**REQUIREMENTS**
Each line that follows should be printed again exactly as it stands.

---+---

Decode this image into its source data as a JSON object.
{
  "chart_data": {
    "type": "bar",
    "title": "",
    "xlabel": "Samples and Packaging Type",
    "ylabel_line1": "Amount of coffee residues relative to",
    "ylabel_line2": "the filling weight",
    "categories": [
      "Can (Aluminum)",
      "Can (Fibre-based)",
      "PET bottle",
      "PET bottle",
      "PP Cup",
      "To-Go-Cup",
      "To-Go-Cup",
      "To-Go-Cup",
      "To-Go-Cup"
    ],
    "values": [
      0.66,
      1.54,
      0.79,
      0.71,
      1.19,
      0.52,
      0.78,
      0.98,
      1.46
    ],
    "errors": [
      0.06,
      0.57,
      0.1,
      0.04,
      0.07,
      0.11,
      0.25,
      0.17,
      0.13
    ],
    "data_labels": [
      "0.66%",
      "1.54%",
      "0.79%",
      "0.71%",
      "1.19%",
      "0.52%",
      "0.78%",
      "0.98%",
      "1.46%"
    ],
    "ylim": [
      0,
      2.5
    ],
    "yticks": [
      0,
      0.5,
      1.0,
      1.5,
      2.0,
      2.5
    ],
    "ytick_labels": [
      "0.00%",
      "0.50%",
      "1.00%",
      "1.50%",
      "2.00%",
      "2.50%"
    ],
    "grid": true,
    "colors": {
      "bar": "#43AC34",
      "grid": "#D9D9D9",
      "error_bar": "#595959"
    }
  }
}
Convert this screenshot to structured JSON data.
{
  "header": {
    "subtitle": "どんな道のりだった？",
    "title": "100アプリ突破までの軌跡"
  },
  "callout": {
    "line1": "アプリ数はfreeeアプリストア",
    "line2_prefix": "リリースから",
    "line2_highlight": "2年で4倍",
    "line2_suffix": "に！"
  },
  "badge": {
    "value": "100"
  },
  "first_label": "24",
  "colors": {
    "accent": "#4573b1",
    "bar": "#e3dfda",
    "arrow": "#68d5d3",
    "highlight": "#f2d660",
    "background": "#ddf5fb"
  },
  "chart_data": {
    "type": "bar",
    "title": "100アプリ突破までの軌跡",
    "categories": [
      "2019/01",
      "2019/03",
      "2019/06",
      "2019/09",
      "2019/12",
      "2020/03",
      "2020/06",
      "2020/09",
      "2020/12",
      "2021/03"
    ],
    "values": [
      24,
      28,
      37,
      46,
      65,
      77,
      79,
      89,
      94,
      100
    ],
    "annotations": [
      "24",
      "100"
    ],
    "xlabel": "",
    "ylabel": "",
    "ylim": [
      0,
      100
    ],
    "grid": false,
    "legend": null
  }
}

---+---

**RESULT OF THE EXERCISE**
Decode this image into its source data as a JSON object.
{
  "chart_data": {
    "type": "bar",
    "title": "",
    "xlabel": "Samples and Packaging Type",
    "ylabel_line1": "Amount of coffee residues relative to",
    "ylabel_line2": "the filling weight",
    "categories": [
      "Can (Aluminum)",
      "Can (Fibre-based)",
      "PET bottle",
      "PET bottle",
      "PP Cup",
      "To-Go-Cup",
      "To-Go-Cup",
      "To-Go-Cup",
      "To-Go-Cup"
    ],
    "values": [
      0.66,
      1.54,
      0.79,
      0.71,
      1.19,
      0.52,
      0.78,
      0.98,
      1.46
    ],
    "errors": [
      0.06,
      0.57,
      0.1,
      0.04,
      0.07,
      0.11,
      0.25,
      0.17,
      0.13
    ],
    "data_labels": [
      "0.66%",
      "1.54%",
      "0.79%",
      "0.71%",
      "1.19%",
      "0.52%",
      "0.78%",
      "0.98%",
      "1.46%"
    ],
    "ylim": [
      0,
      2.5
    ],
    "yticks": [
      0,
      0.5,
      1.0,
      1.5,
      2.0,
      2.5
    ],
    "ytick_labels": [
      "0.00%",
      "0.50%",
      "1.00%",
      "1.50%",
      "2.00%",
      "2.50%"
    ],
    "grid": true,
    "colors": {
      "bar": "#43AC34",
      "grid": "#D9D9D9",
      "error_bar": "#595959"
    }
  }
}
Convert this screenshot to structured JSON data.
{
  "header": {
    "subtitle": "どんな道のりだった？",
    "title": "100アプリ突破までの軌跡"
  },
  "callout": {
    "line1": "アプリ数はfreeeアプリストア",
    "line2_prefix": "リリースから",
    "line2_highlight": "2年で4倍",
    "line2_suffix": "に！"
  },
  "badge": {
    "value": "100"
  },
  "first_label": "24",
  "colors": {
    "accent": "#4573b1",
    "bar": "#e3dfda",
    "arrow": "#68d5d3",
    "highlight": "#f2d660",
    "background": "#ddf5fb"
  },
  "chart_data": {
    "type": "bar",
    "title": "100アプリ突破までの軌跡",
    "categories": [
      "2019/01",
      "2019/03",
      "2019/06",
      "2019/09",
      "2019/12",
      "2020/03",
      "2020/06",
      "2020/09",
      "2020/12",
      "2021/03"
    ],
    "values": [
      24,
      28,
      37,
      46,
      65,
      77,
      79,
      89,
      94,
      100
    ],
    "annotations": [
      "24",
      "100"
    ],
    "xlabel": "",
    "ylabel": "",
    "ylim": [
      0,
      100
    ],
    "grid": false,
    "legend": null
  }
}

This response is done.